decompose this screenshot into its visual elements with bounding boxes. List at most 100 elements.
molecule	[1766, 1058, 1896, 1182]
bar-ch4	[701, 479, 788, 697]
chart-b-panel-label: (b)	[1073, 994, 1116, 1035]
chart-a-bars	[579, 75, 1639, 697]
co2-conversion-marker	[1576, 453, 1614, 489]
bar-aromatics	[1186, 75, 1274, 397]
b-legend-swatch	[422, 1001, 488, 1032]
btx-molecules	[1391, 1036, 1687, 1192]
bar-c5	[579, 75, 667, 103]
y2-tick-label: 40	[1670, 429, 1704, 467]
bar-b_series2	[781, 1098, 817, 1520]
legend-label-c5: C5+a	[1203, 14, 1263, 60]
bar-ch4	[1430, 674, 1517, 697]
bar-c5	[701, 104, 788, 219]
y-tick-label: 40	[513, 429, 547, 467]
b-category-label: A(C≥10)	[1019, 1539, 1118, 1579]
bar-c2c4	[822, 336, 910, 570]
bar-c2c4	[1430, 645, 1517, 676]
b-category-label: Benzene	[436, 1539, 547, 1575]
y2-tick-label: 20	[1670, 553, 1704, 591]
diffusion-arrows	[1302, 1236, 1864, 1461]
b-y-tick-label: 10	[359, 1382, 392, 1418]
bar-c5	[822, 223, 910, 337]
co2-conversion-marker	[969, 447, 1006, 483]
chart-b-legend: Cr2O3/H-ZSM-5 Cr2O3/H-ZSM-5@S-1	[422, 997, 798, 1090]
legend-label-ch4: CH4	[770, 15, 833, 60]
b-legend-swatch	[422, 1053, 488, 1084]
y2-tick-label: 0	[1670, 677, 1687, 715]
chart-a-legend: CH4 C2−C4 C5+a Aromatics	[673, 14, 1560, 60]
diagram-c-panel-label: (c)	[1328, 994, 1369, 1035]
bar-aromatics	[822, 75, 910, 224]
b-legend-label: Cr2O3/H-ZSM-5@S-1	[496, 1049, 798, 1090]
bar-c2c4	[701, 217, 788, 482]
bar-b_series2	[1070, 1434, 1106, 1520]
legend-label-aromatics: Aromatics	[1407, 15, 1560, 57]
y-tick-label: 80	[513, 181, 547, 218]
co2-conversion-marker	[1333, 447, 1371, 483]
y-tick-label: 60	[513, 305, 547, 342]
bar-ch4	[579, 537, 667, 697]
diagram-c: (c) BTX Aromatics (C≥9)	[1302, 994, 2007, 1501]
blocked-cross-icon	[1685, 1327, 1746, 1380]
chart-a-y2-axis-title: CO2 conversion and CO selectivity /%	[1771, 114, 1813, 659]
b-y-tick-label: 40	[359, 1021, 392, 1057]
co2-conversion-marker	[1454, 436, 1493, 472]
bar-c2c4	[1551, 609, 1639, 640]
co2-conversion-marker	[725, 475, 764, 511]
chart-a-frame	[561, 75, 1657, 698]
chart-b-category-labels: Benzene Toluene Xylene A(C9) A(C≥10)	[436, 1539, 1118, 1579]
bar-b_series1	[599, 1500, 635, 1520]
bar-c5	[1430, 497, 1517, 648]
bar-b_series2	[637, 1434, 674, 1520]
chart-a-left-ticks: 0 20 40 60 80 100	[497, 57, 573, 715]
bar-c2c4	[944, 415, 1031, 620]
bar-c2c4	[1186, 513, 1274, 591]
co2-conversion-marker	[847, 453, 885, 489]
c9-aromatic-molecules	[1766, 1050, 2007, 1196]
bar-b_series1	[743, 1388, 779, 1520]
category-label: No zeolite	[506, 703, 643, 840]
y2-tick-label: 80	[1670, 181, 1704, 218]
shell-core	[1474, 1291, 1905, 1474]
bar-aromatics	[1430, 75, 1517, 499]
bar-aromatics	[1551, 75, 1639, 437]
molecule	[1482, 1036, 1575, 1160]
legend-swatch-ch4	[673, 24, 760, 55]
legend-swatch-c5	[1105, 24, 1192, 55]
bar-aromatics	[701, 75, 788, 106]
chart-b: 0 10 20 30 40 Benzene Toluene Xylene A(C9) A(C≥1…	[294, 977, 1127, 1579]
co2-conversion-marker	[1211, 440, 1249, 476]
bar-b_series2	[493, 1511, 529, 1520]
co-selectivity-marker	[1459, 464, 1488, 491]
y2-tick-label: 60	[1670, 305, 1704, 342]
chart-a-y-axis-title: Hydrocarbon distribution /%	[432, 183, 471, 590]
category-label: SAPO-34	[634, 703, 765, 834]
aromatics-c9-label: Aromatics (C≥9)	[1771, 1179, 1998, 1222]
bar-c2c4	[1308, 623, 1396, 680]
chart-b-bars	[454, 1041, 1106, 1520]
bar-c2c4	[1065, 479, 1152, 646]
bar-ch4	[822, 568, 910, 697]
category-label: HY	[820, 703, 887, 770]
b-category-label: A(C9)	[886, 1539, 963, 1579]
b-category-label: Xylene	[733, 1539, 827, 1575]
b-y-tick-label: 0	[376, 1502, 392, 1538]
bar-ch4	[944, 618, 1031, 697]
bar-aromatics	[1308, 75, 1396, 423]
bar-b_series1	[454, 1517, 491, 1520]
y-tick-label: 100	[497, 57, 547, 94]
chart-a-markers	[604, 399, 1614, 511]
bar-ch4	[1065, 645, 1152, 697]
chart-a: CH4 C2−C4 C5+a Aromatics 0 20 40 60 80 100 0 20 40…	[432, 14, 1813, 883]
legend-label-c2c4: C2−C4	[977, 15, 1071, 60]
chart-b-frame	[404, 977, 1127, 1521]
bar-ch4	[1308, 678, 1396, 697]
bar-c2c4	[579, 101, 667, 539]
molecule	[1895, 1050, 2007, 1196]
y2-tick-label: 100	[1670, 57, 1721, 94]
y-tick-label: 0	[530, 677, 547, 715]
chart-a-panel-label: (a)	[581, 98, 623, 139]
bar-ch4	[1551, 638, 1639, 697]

-=-=-

Set down, unchanged, the part of the records that runs from their first line through the line containing "chart-a-y2-axis-title: CO2 conversion", including that line.

decompose this screenshot into its visual elements with bounding boxes. List at most 100 elements.
molecule	[1766, 1058, 1896, 1182]
bar-ch4	[701, 479, 788, 697]
chart-b-panel-label: (b)	[1073, 994, 1116, 1035]
chart-a-bars	[579, 75, 1639, 697]
co2-conversion-marker	[1576, 453, 1614, 489]
bar-aromatics	[1186, 75, 1274, 397]
b-legend-swatch	[422, 1001, 488, 1032]
btx-molecules	[1391, 1036, 1687, 1192]
bar-c5	[579, 75, 667, 103]
y2-tick-label: 40	[1670, 429, 1704, 467]
bar-b_series2	[781, 1098, 817, 1520]
legend-label-c5: C5+a	[1203, 14, 1263, 60]
bar-ch4	[1430, 674, 1517, 697]
bar-c5	[701, 104, 788, 219]
y-tick-label: 40	[513, 429, 547, 467]
b-category-label: A(C≥10)	[1019, 1539, 1118, 1579]
bar-c2c4	[822, 336, 910, 570]
bar-c2c4	[1430, 645, 1517, 676]
b-category-label: Benzene	[436, 1539, 547, 1575]
y2-tick-label: 20	[1670, 553, 1704, 591]
diffusion-arrows	[1302, 1236, 1864, 1461]
b-y-tick-label: 10	[359, 1382, 392, 1418]
bar-c5	[822, 223, 910, 337]
co2-conversion-marker	[969, 447, 1006, 483]
chart-b-legend: Cr2O3/H-ZSM-5 Cr2O3/H-ZSM-5@S-1	[422, 997, 798, 1090]
legend-label-ch4: CH4	[770, 15, 833, 60]
b-legend-swatch	[422, 1053, 488, 1084]
y2-tick-label: 0	[1670, 677, 1687, 715]
chart-a-legend: CH4 C2−C4 C5+a Aromatics	[673, 14, 1560, 60]
diagram-c-panel-label: (c)	[1328, 994, 1369, 1035]
bar-aromatics	[822, 75, 910, 224]
b-legend-label: Cr2O3/H-ZSM-5@S-1	[496, 1049, 798, 1090]
bar-c2c4	[701, 217, 788, 482]
bar-b_series2	[1070, 1434, 1106, 1520]
legend-label-aromatics: Aromatics	[1407, 15, 1560, 57]
y-tick-label: 80	[513, 181, 547, 218]
co2-conversion-marker	[1333, 447, 1371, 483]
y-tick-label: 60	[513, 305, 547, 342]
bar-ch4	[579, 537, 667, 697]
diagram-c: (c) BTX Aromatics (C≥9)	[1302, 994, 2007, 1501]
blocked-cross-icon	[1685, 1327, 1746, 1380]
chart-a-y2-axis-title: CO2 conversion and CO selectivity /%	[1771, 114, 1813, 659]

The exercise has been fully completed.